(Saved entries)
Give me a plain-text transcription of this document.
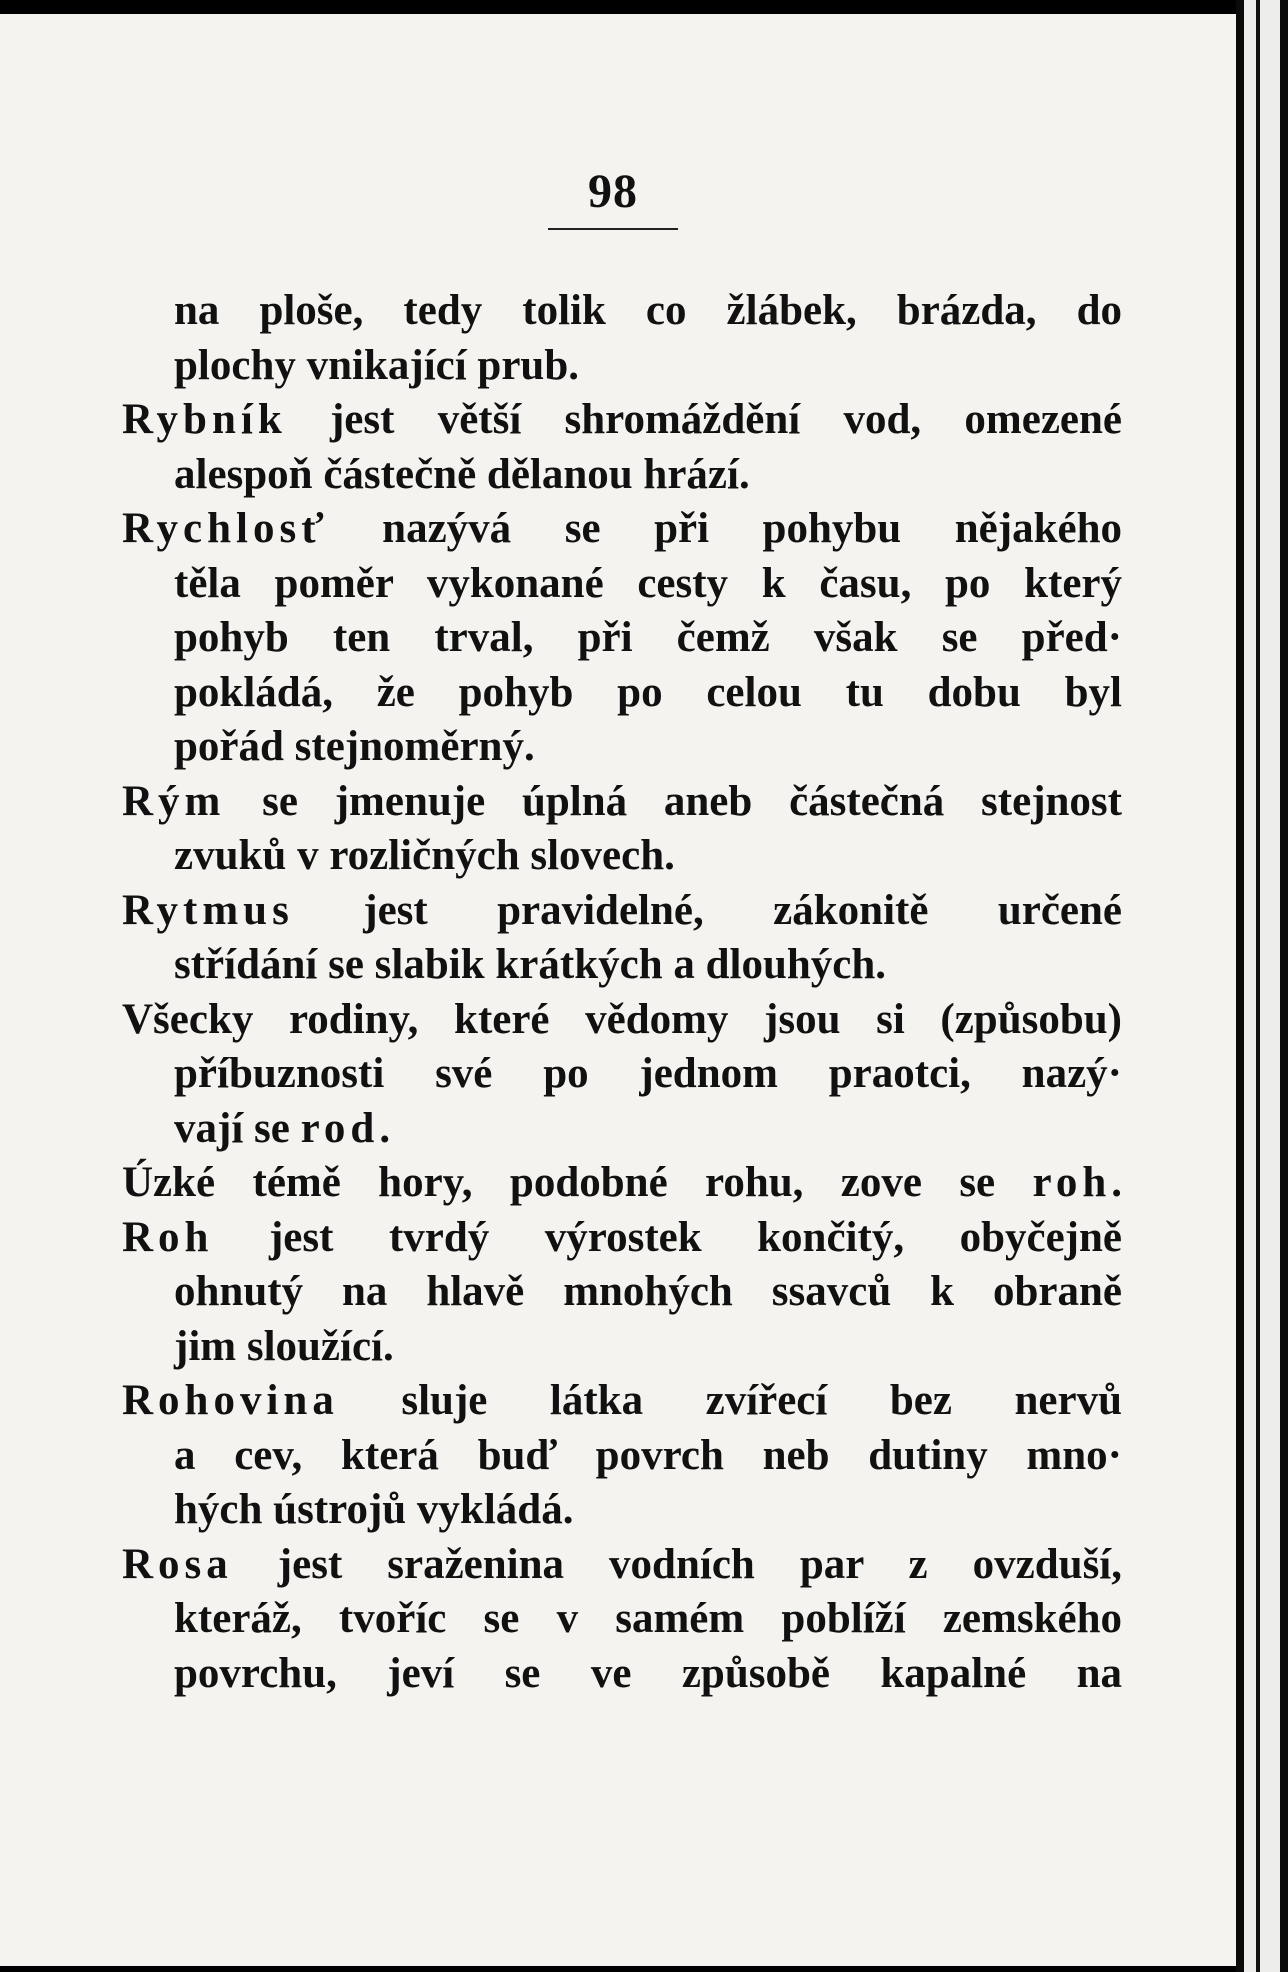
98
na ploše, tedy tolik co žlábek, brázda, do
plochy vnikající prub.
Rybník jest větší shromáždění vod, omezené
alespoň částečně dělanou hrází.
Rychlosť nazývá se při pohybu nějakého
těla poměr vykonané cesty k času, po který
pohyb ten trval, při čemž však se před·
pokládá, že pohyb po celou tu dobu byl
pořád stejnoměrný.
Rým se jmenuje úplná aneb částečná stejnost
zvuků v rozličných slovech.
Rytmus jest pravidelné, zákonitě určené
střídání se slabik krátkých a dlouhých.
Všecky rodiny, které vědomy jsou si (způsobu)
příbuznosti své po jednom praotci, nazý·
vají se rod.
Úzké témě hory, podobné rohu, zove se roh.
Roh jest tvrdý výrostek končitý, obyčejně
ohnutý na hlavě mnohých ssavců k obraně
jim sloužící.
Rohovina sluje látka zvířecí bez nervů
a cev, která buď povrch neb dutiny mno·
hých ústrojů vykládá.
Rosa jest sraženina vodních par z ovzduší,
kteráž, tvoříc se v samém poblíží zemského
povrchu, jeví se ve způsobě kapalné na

* [Description of the task]: All records must be output exactly as they are, except for the pictures, which are left out.

* [Exercise answer]:
Give me a plain-text transcription of this document.
98
na ploše, tedy tolik co žlábek, brázda, do
plochy vnikající prub.
Rybník jest větší shromáždění vod, omezené
alespoň částečně dělanou hrází.
Rychlosť nazývá se při pohybu nějakého
těla poměr vykonané cesty k času, po který
pohyb ten trval, při čemž však se před·
pokládá, že pohyb po celou tu dobu byl
pořád stejnoměrný.
Rým se jmenuje úplná aneb částečná stejnost
zvuků v rozličných slovech.
Rytmus jest pravidelné, zákonitě určené
střídání se slabik krátkých a dlouhých.
Všecky rodiny, které vědomy jsou si (způsobu)
příbuznosti své po jednom praotci, nazý·
vají se rod.
Úzké témě hory, podobné rohu, zove se roh.
Roh jest tvrdý výrostek končitý, obyčejně
ohnutý na hlavě mnohých ssavců k obraně
jim sloužící.
Rohovina sluje látka zvířecí bez nervů
a cev, která buď povrch neb dutiny mno·
hých ústrojů vykládá.
Rosa jest sraženina vodních par z ovzduší,
kteráž, tvoříc se v samém poblíží zemského
povrchu, jeví se ve způsobě kapalné na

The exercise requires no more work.